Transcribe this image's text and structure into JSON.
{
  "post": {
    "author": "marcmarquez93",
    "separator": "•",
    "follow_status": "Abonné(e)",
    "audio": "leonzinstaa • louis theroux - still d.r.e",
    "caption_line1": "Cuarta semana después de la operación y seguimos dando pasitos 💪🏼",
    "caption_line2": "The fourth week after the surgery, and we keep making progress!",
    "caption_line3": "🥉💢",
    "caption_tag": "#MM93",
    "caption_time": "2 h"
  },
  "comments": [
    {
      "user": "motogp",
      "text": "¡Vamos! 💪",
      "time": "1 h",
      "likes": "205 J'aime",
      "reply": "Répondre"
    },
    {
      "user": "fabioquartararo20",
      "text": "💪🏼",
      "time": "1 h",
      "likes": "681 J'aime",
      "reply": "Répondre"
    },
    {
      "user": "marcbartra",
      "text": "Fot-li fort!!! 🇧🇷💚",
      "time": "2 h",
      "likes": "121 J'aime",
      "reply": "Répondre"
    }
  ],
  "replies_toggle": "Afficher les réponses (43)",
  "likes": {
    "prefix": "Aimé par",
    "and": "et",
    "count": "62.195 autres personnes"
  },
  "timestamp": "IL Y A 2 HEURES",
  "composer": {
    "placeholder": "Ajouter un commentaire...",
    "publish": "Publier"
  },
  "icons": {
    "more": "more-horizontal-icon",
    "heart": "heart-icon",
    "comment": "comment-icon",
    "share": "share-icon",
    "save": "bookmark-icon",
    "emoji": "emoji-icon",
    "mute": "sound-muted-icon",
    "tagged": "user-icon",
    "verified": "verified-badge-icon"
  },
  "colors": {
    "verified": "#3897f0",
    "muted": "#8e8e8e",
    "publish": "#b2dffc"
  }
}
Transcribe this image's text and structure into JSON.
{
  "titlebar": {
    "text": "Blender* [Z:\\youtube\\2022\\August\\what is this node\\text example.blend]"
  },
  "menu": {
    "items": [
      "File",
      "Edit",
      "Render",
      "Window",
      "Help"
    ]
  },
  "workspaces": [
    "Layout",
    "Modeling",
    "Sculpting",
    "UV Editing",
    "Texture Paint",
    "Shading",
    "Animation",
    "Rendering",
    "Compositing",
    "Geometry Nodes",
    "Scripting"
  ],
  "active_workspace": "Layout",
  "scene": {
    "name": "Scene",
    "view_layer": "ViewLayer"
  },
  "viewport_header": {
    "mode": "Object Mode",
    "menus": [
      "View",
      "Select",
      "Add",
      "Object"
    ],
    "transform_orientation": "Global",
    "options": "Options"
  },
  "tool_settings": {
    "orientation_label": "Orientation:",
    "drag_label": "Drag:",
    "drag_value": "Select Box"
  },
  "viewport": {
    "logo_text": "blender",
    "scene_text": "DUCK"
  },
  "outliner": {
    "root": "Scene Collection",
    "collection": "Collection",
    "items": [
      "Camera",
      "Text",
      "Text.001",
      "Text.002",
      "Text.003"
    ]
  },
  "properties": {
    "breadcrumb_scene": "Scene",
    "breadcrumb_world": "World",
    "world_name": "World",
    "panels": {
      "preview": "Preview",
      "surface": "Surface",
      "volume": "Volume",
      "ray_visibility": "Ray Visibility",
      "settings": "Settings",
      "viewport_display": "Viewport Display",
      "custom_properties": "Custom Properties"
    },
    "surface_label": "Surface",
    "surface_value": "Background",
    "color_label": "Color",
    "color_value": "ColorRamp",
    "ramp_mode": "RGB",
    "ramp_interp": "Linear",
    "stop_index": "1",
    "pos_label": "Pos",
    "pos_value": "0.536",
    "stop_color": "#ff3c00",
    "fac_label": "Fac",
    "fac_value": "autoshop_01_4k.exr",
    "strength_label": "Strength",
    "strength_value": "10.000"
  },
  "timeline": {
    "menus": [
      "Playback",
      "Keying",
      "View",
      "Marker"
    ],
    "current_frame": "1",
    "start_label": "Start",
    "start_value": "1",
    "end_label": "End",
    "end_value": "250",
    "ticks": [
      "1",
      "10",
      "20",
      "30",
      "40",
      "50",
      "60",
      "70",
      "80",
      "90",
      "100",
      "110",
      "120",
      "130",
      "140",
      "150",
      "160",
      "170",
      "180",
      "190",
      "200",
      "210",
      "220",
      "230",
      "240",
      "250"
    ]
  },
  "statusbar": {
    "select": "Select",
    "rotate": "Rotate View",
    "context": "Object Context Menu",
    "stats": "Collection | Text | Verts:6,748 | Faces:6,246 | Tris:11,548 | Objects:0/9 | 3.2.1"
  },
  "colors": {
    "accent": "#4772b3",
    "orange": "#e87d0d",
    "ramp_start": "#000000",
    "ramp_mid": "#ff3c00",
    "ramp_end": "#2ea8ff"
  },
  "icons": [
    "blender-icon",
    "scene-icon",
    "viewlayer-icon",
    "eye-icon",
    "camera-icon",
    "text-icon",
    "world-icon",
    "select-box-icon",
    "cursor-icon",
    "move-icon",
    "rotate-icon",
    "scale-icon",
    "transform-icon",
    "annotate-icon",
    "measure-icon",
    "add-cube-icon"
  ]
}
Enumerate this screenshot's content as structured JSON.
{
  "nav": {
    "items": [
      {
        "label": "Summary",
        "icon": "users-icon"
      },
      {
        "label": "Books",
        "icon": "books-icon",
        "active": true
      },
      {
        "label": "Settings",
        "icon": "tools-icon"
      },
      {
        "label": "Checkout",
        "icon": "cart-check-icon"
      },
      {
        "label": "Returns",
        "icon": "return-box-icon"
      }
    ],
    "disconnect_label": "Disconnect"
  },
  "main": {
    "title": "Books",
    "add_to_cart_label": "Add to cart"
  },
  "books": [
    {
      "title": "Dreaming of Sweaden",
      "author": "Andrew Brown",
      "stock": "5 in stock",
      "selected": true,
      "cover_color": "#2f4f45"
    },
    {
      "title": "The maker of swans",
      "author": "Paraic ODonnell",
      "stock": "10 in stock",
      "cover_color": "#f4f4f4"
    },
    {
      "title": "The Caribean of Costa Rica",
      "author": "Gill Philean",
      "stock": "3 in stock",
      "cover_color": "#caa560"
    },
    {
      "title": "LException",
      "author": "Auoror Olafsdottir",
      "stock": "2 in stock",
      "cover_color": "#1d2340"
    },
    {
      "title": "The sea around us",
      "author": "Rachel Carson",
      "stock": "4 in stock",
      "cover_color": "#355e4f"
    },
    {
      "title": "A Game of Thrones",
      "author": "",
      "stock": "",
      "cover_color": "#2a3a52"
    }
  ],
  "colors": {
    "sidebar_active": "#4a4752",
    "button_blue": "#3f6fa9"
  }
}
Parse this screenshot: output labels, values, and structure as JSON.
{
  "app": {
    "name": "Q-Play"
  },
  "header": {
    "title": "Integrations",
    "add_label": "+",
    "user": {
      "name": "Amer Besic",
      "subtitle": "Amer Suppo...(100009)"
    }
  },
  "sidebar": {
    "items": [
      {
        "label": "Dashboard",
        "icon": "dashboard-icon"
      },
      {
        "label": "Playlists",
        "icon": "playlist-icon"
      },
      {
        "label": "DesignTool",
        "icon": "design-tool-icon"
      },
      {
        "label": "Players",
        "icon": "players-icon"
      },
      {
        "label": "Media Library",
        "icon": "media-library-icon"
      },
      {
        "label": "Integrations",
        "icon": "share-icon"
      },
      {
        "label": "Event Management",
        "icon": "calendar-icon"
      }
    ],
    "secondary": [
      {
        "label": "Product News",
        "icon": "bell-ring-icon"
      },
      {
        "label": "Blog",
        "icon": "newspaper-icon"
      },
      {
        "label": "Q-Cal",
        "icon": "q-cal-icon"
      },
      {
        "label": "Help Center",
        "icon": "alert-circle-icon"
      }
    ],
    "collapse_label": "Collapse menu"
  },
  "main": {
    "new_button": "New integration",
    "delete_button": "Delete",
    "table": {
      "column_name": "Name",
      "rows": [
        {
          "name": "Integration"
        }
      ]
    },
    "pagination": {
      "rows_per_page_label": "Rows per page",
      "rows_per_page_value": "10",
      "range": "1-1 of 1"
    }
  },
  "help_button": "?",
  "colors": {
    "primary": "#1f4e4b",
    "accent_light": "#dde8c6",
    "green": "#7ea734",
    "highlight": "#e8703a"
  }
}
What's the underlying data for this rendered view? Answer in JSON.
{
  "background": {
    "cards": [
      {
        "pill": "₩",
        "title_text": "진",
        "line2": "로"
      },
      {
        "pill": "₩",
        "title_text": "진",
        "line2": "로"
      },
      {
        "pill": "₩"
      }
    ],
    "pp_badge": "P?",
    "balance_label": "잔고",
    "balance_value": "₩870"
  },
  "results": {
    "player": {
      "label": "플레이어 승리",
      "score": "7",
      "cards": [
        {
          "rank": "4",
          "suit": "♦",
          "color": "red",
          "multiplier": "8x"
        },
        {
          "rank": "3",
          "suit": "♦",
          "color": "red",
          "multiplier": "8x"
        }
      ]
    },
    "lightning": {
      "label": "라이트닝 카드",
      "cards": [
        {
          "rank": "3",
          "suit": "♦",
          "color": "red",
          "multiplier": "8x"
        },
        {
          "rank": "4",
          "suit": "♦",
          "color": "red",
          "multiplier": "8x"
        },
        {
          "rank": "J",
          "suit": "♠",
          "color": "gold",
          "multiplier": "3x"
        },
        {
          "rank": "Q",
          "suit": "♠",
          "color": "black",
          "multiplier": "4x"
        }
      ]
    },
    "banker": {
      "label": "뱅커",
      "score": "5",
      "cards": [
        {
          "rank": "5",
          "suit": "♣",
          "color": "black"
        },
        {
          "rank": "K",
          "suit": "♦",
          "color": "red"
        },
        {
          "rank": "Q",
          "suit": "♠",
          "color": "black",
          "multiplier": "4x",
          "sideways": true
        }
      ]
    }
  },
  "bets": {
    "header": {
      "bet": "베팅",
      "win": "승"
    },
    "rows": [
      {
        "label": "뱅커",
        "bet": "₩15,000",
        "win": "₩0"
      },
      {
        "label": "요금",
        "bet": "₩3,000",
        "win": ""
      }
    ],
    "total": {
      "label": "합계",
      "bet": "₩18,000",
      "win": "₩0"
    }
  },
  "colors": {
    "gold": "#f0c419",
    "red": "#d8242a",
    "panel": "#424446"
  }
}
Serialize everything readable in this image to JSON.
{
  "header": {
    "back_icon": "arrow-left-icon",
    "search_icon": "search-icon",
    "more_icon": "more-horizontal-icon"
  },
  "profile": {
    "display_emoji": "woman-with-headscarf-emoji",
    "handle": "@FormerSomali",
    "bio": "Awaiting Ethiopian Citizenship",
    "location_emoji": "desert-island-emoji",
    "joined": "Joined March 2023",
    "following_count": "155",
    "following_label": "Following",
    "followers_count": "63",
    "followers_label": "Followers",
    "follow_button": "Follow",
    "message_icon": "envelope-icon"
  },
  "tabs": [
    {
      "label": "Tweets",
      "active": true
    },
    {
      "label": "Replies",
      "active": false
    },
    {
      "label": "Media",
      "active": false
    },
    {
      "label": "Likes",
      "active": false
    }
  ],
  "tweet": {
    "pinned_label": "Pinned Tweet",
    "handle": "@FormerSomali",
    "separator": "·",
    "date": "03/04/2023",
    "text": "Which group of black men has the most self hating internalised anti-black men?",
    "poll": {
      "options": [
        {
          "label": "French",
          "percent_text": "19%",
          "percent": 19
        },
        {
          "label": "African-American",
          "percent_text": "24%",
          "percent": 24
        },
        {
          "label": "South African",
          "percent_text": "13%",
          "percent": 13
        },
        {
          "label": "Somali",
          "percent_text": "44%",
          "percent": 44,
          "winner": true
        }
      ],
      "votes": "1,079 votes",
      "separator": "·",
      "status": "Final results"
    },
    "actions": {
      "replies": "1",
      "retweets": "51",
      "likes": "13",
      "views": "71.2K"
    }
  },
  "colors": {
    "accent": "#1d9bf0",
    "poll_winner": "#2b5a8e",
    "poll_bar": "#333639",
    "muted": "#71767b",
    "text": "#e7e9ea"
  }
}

#####

_What you should do_
Say how many lines in this material hold "Integrations", and say nothing else.

_Output below_
2